## BEGIN Material for this task

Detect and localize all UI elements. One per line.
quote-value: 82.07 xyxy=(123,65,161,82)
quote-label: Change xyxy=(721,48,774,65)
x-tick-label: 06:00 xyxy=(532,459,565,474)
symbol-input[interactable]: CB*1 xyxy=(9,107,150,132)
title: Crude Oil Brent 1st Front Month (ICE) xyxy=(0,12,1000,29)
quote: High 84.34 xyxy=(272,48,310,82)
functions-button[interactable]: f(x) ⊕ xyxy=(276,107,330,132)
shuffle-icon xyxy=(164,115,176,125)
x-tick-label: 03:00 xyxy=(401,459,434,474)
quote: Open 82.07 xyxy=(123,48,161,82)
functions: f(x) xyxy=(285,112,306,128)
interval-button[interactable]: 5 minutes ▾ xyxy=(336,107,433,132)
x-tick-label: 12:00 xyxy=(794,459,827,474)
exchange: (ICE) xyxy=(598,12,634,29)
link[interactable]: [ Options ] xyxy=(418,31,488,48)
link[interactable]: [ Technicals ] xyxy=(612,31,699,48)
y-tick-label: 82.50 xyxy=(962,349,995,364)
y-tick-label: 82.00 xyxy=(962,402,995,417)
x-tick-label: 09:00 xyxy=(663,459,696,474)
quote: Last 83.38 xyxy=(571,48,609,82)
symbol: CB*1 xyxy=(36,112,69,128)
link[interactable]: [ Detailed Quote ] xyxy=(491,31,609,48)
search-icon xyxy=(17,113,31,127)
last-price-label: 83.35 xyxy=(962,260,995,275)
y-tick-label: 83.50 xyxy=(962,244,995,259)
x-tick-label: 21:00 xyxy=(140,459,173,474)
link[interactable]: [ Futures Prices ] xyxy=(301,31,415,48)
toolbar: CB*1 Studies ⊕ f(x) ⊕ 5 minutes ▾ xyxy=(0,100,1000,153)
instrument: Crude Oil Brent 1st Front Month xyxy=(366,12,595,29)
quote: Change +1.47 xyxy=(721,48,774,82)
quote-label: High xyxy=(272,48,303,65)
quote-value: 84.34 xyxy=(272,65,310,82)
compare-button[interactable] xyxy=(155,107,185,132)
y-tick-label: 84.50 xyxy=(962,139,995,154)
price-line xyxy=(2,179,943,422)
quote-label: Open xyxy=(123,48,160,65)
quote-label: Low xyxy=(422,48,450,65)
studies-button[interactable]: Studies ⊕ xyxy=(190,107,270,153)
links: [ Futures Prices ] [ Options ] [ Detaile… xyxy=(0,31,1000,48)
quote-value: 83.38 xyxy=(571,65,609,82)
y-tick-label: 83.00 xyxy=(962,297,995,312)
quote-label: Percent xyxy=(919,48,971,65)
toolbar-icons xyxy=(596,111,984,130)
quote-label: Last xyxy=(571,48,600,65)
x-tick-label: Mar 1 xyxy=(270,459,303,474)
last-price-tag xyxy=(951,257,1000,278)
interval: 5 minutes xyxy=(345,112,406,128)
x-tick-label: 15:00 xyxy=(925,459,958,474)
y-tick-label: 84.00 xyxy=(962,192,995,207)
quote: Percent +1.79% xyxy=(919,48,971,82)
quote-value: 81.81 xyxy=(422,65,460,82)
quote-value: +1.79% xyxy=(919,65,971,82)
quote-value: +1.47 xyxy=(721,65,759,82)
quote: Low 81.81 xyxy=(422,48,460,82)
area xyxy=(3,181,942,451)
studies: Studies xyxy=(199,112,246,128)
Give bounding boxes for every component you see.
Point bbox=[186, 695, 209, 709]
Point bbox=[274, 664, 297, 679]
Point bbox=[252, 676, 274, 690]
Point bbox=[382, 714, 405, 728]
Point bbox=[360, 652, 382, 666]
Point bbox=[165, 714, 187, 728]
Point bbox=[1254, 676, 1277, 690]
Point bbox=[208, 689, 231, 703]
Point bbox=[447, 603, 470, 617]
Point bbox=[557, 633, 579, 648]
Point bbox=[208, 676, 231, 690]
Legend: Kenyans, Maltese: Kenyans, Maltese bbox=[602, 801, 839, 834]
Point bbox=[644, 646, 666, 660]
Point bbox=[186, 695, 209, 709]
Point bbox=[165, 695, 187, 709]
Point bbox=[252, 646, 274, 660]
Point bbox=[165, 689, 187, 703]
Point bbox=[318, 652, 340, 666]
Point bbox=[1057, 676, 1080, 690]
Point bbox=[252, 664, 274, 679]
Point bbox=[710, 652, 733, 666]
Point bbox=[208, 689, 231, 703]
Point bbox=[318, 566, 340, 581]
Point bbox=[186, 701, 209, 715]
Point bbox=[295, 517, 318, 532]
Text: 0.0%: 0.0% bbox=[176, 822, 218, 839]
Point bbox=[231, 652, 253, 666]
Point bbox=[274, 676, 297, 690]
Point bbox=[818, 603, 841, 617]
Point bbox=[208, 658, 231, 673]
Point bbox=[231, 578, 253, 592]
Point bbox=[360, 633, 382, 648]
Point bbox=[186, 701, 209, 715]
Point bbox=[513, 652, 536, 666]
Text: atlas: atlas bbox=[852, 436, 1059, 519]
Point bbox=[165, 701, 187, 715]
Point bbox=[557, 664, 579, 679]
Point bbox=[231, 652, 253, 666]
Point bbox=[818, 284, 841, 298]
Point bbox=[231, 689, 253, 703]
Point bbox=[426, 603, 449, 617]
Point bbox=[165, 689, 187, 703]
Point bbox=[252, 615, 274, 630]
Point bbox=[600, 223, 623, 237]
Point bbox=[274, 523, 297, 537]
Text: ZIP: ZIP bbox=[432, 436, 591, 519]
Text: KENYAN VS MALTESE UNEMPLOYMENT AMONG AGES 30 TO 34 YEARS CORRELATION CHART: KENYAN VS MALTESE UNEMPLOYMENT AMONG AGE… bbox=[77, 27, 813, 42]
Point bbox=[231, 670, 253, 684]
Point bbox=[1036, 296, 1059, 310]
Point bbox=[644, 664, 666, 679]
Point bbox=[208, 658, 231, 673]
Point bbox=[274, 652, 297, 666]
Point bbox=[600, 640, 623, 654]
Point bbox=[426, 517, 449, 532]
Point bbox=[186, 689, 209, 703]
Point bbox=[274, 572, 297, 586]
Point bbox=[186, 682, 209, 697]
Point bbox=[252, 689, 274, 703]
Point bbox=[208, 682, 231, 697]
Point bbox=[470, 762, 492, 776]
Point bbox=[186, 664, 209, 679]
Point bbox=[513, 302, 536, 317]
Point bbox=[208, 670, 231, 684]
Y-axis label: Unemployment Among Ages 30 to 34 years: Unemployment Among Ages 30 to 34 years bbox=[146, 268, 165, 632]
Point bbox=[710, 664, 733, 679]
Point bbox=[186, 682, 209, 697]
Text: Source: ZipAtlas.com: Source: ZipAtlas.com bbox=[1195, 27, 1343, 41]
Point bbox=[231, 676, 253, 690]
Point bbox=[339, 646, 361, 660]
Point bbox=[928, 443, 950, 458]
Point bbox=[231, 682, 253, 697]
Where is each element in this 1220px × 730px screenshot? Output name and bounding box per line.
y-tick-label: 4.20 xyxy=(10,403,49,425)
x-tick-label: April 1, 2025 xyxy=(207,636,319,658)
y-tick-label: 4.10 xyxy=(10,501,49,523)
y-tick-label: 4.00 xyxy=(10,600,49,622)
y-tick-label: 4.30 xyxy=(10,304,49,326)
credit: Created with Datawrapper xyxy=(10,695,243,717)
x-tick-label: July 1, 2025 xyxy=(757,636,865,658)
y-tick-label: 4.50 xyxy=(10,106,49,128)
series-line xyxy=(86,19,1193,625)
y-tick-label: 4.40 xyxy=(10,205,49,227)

## END Material for this task

Lay out every line of the items above as a Markdown table with two columns, Row and Line. Number the rows in order and leave out any blank lines.

| Row | Line |
|---|---|
| 1 | Detect and localize all UI elements. One per line. |
| 2 | quote-value: 82.07 xyxy=(123,65,161,82) |
| 3 | quote-label: Change xyxy=(721,48,774,65) |
| 4 | x-tick-label: 06:00 xyxy=(532,459,565,474) |
| 5 | symbol-input[interactable]: CB*1 xyxy=(9,107,150,132) |
| 6 | title: Crude Oil Brent 1st Front Month (ICE) xyxy=(0,12,1000,29) |
| 7 | quote: High 84.34 xyxy=(272,48,310,82) |
| 8 | functions-button[interactable]: f(x) ⊕ xyxy=(276,107,330,132) |
| 9 | shuffle-icon xyxy=(164,115,176,125) |
| 10 | x-tick-label: 03:00 xyxy=(401,459,434,474) |
| 11 | quote: Open 82.07 xyxy=(123,48,161,82) |
| 12 | functions: f(x) xyxy=(285,112,306,128) |
| 13 | interval-button[interactable]: 5 minutes ▾ xyxy=(336,107,433,132) |
| 14 | x-tick-label: 12:00 xyxy=(794,459,827,474) |
| 15 | exchange: (ICE) xyxy=(598,12,634,29) |
| 16 | link[interactable]: [ Options ] xyxy=(418,31,488,48) |
| 17 | link[interactable]: [ Technicals ] xyxy=(612,31,699,48) |
| 18 | y-tick-label: 82.50 xyxy=(962,349,995,364) |
| 19 | y-tick-label: 82.00 xyxy=(962,402,995,417) |
| 20 | x-tick-label: 09:00 xyxy=(663,459,696,474) |
| 21 | quote: Last 83.38 xyxy=(571,48,609,82) |
| 22 | symbol: CB*1 xyxy=(36,112,69,128) |
| 23 | link[interactable]: [ Detailed Quote ] xyxy=(491,31,609,48) |
| 24 | search-icon xyxy=(17,113,31,127) |
| 25 | last-price-label: 83.35 xyxy=(962,260,995,275) |
| 26 | y-tick-label: 83.50 xyxy=(962,244,995,259) |
| 27 | x-tick-label: 21:00 xyxy=(140,459,173,474) |
| 28 | link[interactable]: [ Futures Prices ] xyxy=(301,31,415,48) |
| 29 | toolbar: CB*1 Studies ⊕ f(x) ⊕ 5 minutes ▾ xyxy=(0,100,1000,153) |
| 30 | instrument: Crude Oil Brent 1st Front Month xyxy=(366,12,595,29) |
| 31 | quote: Change +1.47 xyxy=(721,48,774,82) |
| 32 | quote-label: High xyxy=(272,48,303,65) |
| 33 | quote-value: 84.34 xyxy=(272,65,310,82) |
| 34 | compare-button[interactable] xyxy=(155,107,185,132) |
| 35 | y-tick-label: 84.50 xyxy=(962,139,995,154) |
| 36 | price-line xyxy=(2,179,943,422) |
| 37 | quote-label: Open xyxy=(123,48,160,65) |
| 38 | quote-label: Low xyxy=(422,48,450,65) |
| 39 | studies-button[interactable]: Studies ⊕ xyxy=(190,107,270,153) |
| 40 | links: [ Futures Prices ] [ Options ] [ Detaile… xyxy=(0,31,1000,48) |
| 41 | quote-value: 83.38 xyxy=(571,65,609,82) |
| 42 | y-tick-label: 83.00 xyxy=(962,297,995,312) |
| 43 | quote-label: Percent xyxy=(919,48,971,65) |
| 44 | toolbar-icons xyxy=(596,111,984,130) |
| 45 | quote-label: Last xyxy=(571,48,600,65) |
| 46 | x-tick-label: Mar 1 xyxy=(270,459,303,474) |
| 47 | last-price-tag xyxy=(951,257,1000,278) |
| 48 | interval: 5 minutes xyxy=(345,112,406,128) |
| 49 | x-tick-label: 15:00 xyxy=(925,459,958,474) |
| 50 | y-tick-label: 84.00 xyxy=(962,192,995,207) |
| 51 | quote: Percent +1.79% xyxy=(919,48,971,82) |
| 52 | quote-value: 81.81 xyxy=(422,65,460,82) |
| 53 | quote-value: +1.79% xyxy=(919,65,971,82) |
| 54 | quote-value: +1.47 xyxy=(721,65,759,82) |
| 55 | quote: Low 81.81 xyxy=(422,48,460,82) |
| 56 | area xyxy=(3,181,942,451) |
| 57 | studies: Studies xyxy=(199,112,246,128) |
| 58 | Give bounding boxes for every component you see. |
| 59 | Point bbox=[186, 695, 209, 709] |
| 60 | Point bbox=[274, 664, 297, 679] |
| 61 | Point bbox=[252, 676, 274, 690] |
| 62 | Point bbox=[382, 714, 405, 728] |
| 63 | Point bbox=[360, 652, 382, 666] |
| 64 | Point bbox=[165, 714, 187, 728] |
| 65 | Point bbox=[1254, 676, 1277, 690] |
| 66 | Point bbox=[208, 689, 231, 703] |
| 67 | Point bbox=[447, 603, 470, 617] |
| 68 | Point bbox=[557, 633, 579, 648] |
| 69 | Point bbox=[208, 676, 231, 690] |
| 70 | Legend: Kenyans, Maltese: Kenyans, Maltese bbox=[602, 801, 839, 834] |
| 71 | Point bbox=[644, 646, 666, 660] |
| 72 | Point bbox=[186, 695, 209, 709] |
| 73 | Point bbox=[165, 695, 187, 709] |
| 74 | Point bbox=[252, 646, 274, 660] |
| 75 | Point bbox=[165, 689, 187, 703] |
| 76 | Point bbox=[318, 652, 340, 666] |
| 77 | Point bbox=[1057, 676, 1080, 690] |
| 78 | Point bbox=[252, 664, 274, 679] |
| 79 | Point bbox=[710, 652, 733, 666] |
| 80 | Point bbox=[208, 689, 231, 703] |
| 81 | Point bbox=[318, 566, 340, 581] |
| 82 | Point bbox=[186, 701, 209, 715] |
| 83 | Point bbox=[295, 517, 318, 532] |
| 84 | Text: 0.0%: 0.0% bbox=[176, 822, 218, 839] |
| 85 | Point bbox=[231, 652, 253, 666] |
| 86 | Point bbox=[274, 676, 297, 690] |
| 87 | Point bbox=[818, 603, 841, 617] |
| 88 | Point bbox=[208, 658, 231, 673] |
| 89 | Point bbox=[231, 578, 253, 592] |
| 90 | Point bbox=[360, 633, 382, 648] |
| 91 | Point bbox=[186, 701, 209, 715] |
| 92 | Point bbox=[513, 652, 536, 666] |
| 93 | Text: atlas: atlas bbox=[852, 436, 1059, 519] |
| 94 | Point bbox=[165, 701, 187, 715] |
| 95 | Point bbox=[557, 664, 579, 679] |
| 96 | Point bbox=[231, 652, 253, 666] |
| 97 | Point bbox=[818, 284, 841, 298] |
| 98 | Point bbox=[231, 689, 253, 703] |
| 99 | Point bbox=[426, 603, 449, 617] |
| 100 | Point bbox=[165, 689, 187, 703] |
| 101 | Point bbox=[252, 615, 274, 630] |
| 102 | Point bbox=[600, 223, 623, 237] |
| 103 | Point bbox=[274, 523, 297, 537] |
| 104 | Text: ZIP: ZIP bbox=[432, 436, 591, 519] |
| 105 | Text: KENYAN VS MALTESE UNEMPLOYMENT AMONG AGES 30 TO 34 YEARS CORRELATION CHART: KENYAN VS MALTESE UNEMPLOYMENT AMONG AGE… bbox=[77, 27, 813, 42] |
| 106 | Point bbox=[231, 670, 253, 684] |
| 107 | Point bbox=[1036, 296, 1059, 310] |
| 108 | Point bbox=[644, 664, 666, 679] |
| 109 | Point bbox=[208, 658, 231, 673] |
| 110 | Point bbox=[274, 652, 297, 666] |
| 111 | Point bbox=[600, 640, 623, 654] |
| 112 | Point bbox=[426, 517, 449, 532] |
| 113 | Point bbox=[186, 689, 209, 703] |
| 114 | Point bbox=[274, 572, 297, 586] |
| 115 | Point bbox=[186, 682, 209, 697] |
| 116 | Point bbox=[252, 689, 274, 703] |
| 117 | Point bbox=[208, 682, 231, 697] |
| 118 | Point bbox=[470, 762, 492, 776] |
| 119 | Point bbox=[186, 664, 209, 679] |
| 120 | Point bbox=[513, 302, 536, 317] |
| 121 | Point bbox=[208, 670, 231, 684] |
| 122 | Y-axis label: Unemployment Among Ages 30 to 34 years: Unemployment Among Ages 30 to 34 years bbox=[146, 268, 165, 632] |
| 123 | Point bbox=[710, 664, 733, 679] |
| 124 | Point bbox=[186, 682, 209, 697] |
| 125 | Text: Source: ZipAtlas.com: Source: ZipAtlas.com bbox=[1195, 27, 1343, 41] |
| 126 | Point bbox=[231, 676, 253, 690] |
| 127 | Point bbox=[339, 646, 361, 660] |
| 128 | Point bbox=[928, 443, 950, 458] |
| 129 | Point bbox=[231, 682, 253, 697] |
| 130 | Where is each element in this 1220px × 730px screenshot? Output name and bounding box per line. |
| 131 | y-tick-label: 4.20 xyxy=(10,403,49,425) |
| 132 | x-tick-label: April 1, 2025 xyxy=(207,636,319,658) |
| 133 | y-tick-label: 4.10 xyxy=(10,501,49,523) |
| 134 | y-tick-label: 4.00 xyxy=(10,600,49,622) |
| 135 | y-tick-label: 4.30 xyxy=(10,304,49,326) |
| 136 | credit: Created with Datawrapper xyxy=(10,695,243,717) |
| 137 | x-tick-label: July 1, 2025 xyxy=(757,636,865,658) |
| 138 | y-tick-label: 4.50 xyxy=(10,106,49,128) |
| 139 | series-line xyxy=(86,19,1193,625) |
| 140 | y-tick-label: 4.40 xyxy=(10,205,49,227) |